Figure contents as structured data:
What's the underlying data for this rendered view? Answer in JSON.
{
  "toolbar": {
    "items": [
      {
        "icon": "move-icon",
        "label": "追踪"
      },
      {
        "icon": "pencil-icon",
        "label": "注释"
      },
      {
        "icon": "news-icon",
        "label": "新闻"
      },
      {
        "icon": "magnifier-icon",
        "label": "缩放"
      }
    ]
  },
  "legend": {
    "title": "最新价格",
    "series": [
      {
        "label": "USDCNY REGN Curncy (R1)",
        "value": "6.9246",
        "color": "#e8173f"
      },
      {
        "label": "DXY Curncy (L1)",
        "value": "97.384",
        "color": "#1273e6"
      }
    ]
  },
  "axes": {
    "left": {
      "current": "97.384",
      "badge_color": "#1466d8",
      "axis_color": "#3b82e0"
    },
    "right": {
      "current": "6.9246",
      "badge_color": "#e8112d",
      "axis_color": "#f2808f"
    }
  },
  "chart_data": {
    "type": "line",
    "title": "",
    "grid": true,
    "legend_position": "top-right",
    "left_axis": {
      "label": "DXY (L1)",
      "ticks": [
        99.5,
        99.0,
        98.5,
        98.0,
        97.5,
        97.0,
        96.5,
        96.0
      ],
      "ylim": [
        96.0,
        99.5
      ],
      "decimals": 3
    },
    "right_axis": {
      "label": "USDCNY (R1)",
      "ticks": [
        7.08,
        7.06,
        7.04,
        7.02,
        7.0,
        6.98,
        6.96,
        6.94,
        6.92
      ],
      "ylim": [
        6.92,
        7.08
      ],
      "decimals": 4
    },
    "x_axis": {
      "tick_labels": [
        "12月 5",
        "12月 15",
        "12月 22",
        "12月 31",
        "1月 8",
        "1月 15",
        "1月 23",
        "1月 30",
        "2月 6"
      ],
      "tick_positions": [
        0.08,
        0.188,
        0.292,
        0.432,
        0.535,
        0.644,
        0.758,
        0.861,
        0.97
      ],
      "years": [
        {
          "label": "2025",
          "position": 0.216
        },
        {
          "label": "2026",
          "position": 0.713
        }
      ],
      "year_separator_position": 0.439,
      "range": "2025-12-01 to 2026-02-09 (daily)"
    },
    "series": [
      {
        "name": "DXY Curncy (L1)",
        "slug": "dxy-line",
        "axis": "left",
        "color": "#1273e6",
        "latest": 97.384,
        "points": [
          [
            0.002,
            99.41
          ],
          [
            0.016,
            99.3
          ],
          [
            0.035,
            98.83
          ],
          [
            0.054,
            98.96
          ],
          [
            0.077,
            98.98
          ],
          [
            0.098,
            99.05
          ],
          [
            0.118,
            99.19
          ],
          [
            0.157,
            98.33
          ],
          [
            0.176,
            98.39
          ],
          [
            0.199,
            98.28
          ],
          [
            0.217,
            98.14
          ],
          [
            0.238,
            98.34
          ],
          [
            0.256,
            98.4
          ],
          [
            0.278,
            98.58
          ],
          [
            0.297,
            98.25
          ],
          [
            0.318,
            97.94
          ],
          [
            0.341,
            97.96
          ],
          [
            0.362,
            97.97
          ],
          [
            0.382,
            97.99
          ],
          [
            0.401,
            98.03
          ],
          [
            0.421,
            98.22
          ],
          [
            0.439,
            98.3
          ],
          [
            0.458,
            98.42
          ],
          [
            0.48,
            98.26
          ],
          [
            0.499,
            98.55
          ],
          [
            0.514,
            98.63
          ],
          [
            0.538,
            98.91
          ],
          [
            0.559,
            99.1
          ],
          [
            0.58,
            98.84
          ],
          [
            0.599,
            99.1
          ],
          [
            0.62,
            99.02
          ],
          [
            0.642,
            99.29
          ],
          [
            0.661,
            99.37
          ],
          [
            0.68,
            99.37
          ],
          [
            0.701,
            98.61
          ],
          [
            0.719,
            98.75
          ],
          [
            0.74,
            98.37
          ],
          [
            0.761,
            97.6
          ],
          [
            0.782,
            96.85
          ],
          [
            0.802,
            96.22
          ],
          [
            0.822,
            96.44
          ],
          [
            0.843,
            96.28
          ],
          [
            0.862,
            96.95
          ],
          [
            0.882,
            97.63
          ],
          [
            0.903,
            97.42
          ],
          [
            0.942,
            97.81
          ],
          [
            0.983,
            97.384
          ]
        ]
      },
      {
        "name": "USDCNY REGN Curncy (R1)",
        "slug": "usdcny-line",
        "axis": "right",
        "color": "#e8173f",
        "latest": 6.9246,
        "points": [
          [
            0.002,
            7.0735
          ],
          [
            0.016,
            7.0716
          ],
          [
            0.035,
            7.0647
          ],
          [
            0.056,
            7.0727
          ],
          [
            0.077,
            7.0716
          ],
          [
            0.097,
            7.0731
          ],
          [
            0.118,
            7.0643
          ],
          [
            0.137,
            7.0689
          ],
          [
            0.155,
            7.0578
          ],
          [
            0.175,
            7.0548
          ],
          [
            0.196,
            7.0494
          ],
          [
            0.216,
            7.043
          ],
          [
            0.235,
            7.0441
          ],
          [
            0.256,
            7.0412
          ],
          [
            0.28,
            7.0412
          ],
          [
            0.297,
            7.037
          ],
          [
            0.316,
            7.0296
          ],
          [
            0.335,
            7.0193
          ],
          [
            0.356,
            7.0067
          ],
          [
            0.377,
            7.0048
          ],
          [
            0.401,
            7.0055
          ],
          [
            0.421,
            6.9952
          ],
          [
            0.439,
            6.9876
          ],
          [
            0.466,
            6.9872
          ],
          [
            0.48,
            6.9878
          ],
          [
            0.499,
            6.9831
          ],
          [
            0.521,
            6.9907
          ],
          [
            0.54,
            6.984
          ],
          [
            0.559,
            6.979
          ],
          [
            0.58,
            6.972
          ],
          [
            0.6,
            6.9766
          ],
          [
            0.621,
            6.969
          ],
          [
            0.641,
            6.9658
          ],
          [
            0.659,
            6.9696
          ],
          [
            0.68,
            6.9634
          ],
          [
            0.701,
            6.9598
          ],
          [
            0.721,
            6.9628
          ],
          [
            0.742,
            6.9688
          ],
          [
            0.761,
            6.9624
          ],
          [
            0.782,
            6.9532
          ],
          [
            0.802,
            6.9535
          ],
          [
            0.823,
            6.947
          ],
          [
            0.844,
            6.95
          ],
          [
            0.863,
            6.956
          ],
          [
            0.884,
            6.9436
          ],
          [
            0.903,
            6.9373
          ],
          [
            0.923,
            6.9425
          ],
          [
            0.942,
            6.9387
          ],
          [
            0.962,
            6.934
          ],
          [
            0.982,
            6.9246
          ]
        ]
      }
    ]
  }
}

- Written problem -
Where a line above contains the string "Curncy", copy that line.

- Full output -
        "label": "USDCNY REGN Curncy (R1)",
        "label": "DXY Curncy (L1)",
        "name": "DXY Curncy (L1)",
        "name": "USDCNY REGN Curncy (R1)",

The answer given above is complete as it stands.